Records for this task:
○ ○ ○

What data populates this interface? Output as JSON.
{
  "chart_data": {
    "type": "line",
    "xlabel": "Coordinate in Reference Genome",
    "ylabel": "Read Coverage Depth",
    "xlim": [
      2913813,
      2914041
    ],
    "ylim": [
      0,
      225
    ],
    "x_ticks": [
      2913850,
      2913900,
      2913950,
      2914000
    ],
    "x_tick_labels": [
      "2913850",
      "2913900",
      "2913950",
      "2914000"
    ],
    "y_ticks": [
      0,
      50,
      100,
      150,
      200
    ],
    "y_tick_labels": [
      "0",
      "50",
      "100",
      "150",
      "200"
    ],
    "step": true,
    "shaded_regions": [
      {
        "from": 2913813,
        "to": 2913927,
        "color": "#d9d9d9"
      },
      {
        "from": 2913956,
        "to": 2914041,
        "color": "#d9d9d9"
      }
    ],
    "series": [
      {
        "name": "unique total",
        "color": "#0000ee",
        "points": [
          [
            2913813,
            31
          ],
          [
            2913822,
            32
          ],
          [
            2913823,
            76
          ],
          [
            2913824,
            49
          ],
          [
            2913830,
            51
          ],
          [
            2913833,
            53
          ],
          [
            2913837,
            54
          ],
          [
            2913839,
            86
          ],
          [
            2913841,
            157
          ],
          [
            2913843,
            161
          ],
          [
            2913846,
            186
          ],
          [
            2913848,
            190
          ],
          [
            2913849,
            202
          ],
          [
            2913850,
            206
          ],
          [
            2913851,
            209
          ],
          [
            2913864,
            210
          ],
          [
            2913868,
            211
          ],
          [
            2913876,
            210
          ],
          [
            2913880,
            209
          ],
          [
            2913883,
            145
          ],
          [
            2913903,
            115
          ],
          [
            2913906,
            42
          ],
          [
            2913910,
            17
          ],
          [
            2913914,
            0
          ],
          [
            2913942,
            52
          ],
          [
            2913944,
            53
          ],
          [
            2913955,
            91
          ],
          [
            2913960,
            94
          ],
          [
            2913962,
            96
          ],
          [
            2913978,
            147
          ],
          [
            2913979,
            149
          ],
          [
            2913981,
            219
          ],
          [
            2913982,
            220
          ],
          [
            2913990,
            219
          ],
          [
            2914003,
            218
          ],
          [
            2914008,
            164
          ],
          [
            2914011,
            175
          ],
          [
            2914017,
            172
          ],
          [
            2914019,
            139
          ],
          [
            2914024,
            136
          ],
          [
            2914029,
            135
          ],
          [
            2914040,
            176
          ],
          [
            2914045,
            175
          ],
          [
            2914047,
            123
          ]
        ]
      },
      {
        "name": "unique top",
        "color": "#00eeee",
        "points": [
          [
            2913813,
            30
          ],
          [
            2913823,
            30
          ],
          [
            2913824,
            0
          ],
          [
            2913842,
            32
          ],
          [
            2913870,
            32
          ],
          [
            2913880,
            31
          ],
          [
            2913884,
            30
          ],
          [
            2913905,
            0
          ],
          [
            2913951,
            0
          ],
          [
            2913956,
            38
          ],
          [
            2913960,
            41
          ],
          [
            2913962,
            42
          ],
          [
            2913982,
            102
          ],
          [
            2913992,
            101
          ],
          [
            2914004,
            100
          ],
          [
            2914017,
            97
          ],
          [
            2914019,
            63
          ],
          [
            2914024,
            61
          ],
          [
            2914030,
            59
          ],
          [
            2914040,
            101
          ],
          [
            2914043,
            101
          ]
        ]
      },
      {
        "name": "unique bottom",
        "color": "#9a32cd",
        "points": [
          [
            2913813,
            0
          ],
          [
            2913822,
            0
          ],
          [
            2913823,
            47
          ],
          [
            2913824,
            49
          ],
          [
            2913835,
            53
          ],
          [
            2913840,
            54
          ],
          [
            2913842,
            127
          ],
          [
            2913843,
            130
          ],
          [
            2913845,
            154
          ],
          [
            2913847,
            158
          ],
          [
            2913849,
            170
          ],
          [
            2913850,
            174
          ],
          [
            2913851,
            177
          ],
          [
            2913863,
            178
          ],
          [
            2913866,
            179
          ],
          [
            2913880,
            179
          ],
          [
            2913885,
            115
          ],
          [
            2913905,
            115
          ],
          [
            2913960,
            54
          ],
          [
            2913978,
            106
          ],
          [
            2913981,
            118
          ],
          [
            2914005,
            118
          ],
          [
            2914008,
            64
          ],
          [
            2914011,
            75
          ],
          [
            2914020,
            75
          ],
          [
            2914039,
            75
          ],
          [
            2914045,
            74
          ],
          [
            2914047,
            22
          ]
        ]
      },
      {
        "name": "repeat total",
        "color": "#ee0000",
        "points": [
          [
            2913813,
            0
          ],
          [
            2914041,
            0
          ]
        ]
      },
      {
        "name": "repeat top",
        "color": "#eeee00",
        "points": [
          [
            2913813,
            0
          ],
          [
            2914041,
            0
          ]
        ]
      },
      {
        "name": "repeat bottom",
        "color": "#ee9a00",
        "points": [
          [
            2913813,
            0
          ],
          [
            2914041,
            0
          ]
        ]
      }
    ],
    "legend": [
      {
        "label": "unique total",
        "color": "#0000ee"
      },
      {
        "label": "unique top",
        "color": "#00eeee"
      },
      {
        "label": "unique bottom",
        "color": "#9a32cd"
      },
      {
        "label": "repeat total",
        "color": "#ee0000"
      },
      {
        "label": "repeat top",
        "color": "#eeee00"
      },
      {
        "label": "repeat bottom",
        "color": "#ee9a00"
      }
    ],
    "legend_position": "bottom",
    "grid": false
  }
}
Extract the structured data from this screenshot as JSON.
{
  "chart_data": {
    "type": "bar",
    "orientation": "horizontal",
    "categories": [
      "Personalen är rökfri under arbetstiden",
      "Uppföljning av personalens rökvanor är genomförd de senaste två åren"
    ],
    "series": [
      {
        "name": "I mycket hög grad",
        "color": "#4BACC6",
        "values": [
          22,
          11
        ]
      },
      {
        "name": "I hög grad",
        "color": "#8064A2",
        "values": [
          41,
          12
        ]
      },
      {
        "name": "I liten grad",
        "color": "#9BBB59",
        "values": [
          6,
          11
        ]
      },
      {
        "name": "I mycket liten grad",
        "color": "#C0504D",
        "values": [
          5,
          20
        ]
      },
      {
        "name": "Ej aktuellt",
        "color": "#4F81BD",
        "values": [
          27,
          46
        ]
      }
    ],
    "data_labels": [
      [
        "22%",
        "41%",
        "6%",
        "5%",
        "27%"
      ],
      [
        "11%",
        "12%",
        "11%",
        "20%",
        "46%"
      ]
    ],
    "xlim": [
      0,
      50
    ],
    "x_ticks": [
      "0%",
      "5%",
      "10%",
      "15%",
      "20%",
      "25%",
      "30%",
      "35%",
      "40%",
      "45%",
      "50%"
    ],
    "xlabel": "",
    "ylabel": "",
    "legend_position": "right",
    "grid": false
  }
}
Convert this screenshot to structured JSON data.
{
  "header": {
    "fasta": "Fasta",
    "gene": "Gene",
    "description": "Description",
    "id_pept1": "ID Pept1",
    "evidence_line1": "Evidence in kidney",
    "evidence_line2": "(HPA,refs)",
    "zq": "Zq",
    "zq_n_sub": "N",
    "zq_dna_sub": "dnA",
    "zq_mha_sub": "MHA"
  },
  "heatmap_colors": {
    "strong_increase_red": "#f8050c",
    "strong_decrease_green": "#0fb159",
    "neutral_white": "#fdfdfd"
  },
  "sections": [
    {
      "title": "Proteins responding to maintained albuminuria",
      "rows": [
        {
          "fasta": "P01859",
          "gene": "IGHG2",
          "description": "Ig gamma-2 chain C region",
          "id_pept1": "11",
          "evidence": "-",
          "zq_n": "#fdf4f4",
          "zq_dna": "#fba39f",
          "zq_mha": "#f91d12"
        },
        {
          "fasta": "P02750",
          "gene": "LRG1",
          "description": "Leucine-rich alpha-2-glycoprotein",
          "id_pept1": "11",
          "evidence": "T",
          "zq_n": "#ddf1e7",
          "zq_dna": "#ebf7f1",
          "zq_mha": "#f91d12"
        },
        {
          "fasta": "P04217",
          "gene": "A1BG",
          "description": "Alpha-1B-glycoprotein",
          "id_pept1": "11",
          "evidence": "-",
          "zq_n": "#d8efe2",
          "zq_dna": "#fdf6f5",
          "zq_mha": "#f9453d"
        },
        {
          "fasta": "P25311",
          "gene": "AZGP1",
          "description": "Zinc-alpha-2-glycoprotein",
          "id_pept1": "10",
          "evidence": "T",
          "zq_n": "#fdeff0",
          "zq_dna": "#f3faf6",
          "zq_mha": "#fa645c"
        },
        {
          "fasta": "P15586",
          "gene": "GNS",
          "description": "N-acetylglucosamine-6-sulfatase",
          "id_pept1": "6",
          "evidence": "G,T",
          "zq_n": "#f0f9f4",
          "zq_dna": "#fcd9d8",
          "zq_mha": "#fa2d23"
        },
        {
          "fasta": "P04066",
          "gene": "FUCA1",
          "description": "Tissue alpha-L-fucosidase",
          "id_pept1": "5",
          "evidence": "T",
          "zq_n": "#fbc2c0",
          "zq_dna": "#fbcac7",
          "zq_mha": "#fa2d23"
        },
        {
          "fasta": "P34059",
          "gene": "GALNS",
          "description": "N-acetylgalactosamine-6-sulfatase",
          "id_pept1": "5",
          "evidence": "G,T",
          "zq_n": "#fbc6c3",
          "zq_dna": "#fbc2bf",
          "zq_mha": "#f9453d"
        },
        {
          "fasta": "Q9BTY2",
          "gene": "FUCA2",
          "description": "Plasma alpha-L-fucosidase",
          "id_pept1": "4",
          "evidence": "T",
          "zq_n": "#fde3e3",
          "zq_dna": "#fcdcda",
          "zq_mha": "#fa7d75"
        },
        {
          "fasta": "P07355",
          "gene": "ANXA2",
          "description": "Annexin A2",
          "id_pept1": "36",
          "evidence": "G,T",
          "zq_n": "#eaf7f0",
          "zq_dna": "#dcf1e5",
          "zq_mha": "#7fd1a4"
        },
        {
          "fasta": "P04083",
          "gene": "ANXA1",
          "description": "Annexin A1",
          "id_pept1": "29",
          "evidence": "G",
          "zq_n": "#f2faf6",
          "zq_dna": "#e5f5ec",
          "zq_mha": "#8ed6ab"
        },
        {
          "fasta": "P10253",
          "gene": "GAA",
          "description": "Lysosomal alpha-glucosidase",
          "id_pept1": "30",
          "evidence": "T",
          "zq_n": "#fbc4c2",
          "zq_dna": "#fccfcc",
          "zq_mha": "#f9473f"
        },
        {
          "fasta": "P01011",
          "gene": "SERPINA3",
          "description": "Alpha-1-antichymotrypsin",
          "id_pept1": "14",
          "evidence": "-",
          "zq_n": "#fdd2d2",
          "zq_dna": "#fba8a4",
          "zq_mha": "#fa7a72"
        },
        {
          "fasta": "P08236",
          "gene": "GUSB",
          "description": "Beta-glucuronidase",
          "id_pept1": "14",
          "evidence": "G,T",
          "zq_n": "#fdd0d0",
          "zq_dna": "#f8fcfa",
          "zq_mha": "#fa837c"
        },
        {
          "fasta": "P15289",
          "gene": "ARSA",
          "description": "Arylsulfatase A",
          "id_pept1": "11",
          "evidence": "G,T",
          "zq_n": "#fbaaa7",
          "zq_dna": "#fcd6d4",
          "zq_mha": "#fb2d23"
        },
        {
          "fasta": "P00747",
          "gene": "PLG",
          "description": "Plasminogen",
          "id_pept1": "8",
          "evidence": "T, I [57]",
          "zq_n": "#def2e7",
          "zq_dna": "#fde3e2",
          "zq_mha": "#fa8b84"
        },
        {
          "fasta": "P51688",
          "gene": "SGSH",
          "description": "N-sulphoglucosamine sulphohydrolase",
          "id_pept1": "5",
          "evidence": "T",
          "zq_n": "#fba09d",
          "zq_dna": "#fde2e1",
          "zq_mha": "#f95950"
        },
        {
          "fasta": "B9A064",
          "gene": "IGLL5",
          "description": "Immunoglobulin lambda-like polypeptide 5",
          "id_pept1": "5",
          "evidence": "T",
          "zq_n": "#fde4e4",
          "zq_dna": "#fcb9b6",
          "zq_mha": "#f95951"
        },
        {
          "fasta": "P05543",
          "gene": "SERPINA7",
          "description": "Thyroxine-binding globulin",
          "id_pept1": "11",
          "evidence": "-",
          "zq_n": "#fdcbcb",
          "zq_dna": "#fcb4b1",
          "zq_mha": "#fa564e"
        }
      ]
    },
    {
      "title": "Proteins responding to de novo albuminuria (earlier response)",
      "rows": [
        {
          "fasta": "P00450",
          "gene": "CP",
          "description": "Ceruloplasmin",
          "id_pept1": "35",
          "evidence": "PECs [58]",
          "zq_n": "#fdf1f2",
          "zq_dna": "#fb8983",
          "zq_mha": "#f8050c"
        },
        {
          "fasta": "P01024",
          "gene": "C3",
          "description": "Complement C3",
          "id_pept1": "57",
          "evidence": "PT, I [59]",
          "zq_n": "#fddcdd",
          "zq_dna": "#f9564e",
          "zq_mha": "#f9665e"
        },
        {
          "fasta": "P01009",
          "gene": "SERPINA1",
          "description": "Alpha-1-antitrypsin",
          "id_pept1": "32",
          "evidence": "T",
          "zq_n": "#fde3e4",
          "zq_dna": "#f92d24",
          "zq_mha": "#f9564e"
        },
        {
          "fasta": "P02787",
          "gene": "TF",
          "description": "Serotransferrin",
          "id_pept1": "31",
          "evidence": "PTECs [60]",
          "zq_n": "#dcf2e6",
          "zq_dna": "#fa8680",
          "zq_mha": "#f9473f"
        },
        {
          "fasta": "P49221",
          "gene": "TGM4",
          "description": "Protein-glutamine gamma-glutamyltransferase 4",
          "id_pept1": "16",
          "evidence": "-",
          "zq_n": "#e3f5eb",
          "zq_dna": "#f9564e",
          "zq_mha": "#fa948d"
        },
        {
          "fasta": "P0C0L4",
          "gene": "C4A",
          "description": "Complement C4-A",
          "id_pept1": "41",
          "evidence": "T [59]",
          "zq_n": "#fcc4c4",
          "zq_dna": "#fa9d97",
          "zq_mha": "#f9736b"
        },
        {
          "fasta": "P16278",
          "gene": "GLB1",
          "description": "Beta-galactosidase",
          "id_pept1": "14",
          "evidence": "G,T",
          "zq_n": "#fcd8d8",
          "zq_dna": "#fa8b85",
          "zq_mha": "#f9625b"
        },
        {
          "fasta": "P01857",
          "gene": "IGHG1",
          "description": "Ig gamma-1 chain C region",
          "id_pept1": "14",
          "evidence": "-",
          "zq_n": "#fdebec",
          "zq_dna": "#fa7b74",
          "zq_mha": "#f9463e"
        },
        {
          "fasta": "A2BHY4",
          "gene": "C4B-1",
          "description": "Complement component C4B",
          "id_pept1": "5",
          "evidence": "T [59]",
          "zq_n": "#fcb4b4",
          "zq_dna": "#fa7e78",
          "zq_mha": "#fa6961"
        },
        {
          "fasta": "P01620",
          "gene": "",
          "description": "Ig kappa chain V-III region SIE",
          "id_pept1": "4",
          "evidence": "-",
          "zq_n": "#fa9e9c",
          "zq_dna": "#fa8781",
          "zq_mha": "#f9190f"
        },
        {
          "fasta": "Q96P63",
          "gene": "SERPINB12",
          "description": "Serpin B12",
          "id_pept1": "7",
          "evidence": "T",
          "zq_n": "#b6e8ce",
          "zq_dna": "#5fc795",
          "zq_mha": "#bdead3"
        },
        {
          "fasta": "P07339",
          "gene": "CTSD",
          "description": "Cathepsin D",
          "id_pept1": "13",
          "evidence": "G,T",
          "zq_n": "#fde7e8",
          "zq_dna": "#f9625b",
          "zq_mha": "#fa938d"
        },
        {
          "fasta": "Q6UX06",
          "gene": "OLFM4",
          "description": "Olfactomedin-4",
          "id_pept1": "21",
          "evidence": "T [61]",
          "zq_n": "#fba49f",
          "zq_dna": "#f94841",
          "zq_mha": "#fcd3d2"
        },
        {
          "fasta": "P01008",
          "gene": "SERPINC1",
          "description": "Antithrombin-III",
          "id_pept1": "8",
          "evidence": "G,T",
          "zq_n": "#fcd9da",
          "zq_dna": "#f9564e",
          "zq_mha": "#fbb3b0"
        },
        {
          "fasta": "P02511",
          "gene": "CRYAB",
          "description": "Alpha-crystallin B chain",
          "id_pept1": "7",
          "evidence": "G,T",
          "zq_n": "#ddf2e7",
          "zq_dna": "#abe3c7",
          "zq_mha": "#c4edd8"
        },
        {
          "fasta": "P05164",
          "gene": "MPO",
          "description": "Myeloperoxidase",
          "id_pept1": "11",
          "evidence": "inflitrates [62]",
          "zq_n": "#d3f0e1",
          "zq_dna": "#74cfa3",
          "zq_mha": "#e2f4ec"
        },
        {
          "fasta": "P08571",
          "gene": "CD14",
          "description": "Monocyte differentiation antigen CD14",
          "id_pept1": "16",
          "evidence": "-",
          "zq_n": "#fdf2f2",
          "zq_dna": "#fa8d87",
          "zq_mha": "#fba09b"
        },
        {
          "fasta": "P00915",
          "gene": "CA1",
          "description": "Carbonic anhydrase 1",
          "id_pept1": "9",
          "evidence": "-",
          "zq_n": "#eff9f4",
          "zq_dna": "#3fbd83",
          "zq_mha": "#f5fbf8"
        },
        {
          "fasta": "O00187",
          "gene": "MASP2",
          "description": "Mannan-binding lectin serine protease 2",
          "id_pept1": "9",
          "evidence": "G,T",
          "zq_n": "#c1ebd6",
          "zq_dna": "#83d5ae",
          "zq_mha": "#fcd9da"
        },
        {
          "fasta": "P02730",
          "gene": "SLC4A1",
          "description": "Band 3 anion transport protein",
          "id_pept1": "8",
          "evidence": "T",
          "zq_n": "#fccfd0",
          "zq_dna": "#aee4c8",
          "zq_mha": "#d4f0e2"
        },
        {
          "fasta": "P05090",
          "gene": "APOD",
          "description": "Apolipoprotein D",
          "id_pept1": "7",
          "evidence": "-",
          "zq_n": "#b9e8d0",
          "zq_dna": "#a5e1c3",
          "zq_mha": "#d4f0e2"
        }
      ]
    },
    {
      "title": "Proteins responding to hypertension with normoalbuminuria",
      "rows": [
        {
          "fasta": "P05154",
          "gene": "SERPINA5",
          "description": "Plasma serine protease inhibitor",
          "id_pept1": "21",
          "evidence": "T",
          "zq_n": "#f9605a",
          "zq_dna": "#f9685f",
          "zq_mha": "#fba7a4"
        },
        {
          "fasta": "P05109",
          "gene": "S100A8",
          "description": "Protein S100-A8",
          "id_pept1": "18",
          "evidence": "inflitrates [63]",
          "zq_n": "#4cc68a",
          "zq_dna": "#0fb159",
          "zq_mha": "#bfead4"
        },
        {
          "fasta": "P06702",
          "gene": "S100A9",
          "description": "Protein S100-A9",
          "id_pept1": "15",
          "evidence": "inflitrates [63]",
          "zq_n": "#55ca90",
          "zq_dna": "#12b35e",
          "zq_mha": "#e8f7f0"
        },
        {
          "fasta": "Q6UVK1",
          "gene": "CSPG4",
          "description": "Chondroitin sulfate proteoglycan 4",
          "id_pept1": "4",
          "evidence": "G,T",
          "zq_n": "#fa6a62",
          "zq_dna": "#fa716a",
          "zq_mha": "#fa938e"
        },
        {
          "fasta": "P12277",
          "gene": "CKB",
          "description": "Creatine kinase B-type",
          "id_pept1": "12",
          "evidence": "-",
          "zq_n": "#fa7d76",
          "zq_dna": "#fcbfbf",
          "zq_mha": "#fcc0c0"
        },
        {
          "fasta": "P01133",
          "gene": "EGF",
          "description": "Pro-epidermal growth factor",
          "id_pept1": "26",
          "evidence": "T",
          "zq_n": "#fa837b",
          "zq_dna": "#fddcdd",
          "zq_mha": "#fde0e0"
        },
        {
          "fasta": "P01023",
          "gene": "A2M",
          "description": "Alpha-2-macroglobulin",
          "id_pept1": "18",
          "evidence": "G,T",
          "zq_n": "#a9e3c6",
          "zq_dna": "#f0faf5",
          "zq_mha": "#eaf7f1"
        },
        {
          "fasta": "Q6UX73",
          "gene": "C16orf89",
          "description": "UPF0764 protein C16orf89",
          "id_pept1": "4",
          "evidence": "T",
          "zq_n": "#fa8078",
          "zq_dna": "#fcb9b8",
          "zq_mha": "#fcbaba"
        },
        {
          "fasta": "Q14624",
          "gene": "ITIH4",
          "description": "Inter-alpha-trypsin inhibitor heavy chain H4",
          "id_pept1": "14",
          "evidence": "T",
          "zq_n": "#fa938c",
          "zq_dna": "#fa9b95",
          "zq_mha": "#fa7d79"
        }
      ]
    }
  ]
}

○ ○ ○

What is being asked: Find the word "Complement" in the listing and copy each line that contains it.

Written response:
          "description": "Complement C3",
          "description": "Complement C4-A",
          "description": "Complement component C4B",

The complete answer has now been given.